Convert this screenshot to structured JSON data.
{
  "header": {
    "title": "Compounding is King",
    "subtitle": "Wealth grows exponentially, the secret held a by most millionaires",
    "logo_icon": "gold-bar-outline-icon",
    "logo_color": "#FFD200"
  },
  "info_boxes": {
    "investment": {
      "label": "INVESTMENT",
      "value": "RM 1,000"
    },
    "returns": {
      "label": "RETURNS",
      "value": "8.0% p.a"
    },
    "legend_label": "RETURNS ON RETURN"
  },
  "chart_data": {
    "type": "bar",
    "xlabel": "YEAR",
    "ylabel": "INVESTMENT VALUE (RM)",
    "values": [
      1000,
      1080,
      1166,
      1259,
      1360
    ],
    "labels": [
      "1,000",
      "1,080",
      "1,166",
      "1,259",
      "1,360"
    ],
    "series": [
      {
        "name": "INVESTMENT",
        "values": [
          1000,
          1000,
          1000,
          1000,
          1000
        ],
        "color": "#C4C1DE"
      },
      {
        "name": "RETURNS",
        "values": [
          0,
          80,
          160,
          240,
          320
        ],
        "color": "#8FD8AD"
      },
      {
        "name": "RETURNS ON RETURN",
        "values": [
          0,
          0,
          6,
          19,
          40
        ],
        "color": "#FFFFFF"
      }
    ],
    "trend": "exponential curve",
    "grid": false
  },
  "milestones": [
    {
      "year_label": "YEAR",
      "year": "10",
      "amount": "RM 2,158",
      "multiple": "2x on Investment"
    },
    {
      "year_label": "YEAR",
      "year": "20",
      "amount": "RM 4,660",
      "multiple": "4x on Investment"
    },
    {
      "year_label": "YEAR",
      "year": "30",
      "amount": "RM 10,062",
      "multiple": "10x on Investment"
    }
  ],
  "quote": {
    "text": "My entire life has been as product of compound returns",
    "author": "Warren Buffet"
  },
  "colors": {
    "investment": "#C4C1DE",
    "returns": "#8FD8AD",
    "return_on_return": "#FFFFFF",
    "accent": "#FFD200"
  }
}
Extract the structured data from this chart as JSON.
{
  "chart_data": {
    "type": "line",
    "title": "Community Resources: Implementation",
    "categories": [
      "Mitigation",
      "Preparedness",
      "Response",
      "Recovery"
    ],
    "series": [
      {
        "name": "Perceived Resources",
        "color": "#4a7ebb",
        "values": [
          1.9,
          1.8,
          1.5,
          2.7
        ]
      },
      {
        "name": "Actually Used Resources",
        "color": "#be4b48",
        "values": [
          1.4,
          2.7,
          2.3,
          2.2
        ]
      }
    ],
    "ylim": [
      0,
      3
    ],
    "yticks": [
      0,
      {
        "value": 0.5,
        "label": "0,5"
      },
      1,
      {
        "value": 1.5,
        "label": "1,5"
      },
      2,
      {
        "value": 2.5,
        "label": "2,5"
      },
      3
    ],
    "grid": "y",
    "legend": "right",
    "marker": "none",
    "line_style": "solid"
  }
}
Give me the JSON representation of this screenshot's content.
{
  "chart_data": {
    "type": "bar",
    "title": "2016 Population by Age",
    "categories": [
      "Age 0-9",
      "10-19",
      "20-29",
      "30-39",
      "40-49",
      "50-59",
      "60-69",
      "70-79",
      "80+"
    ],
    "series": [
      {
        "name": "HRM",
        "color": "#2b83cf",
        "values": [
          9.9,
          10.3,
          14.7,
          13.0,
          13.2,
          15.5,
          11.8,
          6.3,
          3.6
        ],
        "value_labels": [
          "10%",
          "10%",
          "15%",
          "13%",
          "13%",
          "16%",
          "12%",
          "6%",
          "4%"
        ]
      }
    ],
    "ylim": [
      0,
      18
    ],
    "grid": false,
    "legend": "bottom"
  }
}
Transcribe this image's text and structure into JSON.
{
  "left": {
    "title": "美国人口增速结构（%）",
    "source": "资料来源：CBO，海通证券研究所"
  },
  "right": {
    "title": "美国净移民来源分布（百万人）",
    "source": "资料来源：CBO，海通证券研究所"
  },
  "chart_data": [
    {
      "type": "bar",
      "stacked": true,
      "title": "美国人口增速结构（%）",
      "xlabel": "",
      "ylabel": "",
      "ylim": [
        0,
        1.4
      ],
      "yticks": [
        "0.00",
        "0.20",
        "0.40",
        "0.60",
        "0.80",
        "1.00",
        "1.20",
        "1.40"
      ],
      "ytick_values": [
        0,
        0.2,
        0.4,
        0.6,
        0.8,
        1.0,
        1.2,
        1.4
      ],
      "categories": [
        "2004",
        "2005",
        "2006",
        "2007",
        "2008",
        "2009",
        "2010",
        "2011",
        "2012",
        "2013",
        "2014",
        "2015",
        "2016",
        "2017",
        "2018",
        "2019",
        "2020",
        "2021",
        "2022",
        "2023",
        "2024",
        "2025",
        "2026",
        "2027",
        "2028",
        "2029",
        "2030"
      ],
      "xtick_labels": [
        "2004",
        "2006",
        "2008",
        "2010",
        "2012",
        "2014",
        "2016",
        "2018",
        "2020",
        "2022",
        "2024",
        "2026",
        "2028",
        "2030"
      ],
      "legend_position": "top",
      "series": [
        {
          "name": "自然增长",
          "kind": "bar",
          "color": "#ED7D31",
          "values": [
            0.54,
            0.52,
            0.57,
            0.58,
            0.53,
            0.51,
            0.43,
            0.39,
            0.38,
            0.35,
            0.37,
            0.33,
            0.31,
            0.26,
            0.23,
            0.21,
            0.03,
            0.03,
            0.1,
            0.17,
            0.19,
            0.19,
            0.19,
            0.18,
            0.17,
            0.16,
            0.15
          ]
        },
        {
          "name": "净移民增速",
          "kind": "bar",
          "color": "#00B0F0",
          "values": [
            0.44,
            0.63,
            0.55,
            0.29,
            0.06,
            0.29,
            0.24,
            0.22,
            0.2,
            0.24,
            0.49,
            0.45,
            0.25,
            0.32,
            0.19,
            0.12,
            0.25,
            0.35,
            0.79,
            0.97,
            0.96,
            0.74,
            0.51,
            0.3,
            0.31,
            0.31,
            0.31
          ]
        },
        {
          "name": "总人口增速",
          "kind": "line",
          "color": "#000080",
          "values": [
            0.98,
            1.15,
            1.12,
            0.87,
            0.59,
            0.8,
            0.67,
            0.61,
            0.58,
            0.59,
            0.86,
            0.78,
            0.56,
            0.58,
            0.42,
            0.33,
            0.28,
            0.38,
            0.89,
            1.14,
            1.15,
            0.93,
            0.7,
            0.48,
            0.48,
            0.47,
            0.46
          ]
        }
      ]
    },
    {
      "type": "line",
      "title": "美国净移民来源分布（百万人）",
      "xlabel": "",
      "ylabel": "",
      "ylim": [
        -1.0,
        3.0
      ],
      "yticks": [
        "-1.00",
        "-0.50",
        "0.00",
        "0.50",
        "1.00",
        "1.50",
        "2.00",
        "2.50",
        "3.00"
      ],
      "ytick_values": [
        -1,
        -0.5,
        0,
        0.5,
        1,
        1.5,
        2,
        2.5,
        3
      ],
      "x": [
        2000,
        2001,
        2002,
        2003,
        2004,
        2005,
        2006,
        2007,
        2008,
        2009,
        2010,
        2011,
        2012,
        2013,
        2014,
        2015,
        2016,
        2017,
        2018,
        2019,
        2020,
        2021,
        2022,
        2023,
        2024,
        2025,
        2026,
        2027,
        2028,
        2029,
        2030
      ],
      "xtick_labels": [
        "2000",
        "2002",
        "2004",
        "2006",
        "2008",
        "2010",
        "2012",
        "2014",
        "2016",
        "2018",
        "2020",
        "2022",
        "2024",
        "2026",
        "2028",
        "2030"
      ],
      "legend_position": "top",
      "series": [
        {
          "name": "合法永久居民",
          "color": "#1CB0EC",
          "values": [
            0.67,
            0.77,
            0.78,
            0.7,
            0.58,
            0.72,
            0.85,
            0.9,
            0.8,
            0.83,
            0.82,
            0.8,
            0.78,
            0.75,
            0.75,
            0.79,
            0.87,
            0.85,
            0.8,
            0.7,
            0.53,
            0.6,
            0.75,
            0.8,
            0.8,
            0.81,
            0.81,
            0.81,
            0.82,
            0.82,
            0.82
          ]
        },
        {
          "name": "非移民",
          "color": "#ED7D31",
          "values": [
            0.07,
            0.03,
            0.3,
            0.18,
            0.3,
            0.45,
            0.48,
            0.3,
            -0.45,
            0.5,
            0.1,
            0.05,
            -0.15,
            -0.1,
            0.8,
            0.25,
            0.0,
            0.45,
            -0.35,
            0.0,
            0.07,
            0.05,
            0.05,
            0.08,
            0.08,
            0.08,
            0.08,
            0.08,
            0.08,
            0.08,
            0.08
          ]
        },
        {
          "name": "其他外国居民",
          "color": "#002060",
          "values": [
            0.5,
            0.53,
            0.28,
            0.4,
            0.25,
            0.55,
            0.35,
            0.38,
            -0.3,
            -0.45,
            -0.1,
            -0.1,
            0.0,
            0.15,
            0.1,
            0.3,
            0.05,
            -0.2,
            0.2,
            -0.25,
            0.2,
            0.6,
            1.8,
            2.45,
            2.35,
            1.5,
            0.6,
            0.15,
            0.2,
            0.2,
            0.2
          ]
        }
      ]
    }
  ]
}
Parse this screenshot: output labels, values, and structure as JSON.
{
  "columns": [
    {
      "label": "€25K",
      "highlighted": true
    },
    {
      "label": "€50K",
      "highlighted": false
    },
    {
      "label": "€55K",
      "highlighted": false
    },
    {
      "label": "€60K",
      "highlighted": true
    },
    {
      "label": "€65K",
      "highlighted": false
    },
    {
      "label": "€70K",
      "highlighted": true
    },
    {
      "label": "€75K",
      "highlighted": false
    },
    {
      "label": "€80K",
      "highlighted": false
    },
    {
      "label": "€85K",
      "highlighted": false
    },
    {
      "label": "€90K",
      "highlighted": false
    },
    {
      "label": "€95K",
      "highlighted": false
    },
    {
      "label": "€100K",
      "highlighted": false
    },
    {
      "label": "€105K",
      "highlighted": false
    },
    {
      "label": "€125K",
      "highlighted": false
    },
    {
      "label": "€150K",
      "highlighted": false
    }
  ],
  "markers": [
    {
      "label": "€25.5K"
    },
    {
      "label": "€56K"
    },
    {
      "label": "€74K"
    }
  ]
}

══════════

**Directive**
Pull out each line of the listing that holds the string "美国净移民来源分布".

**Problem solution**
    "title": "美国净移民来源分布（百万人）",
      "title": "美国净移民来源分布（百万人）",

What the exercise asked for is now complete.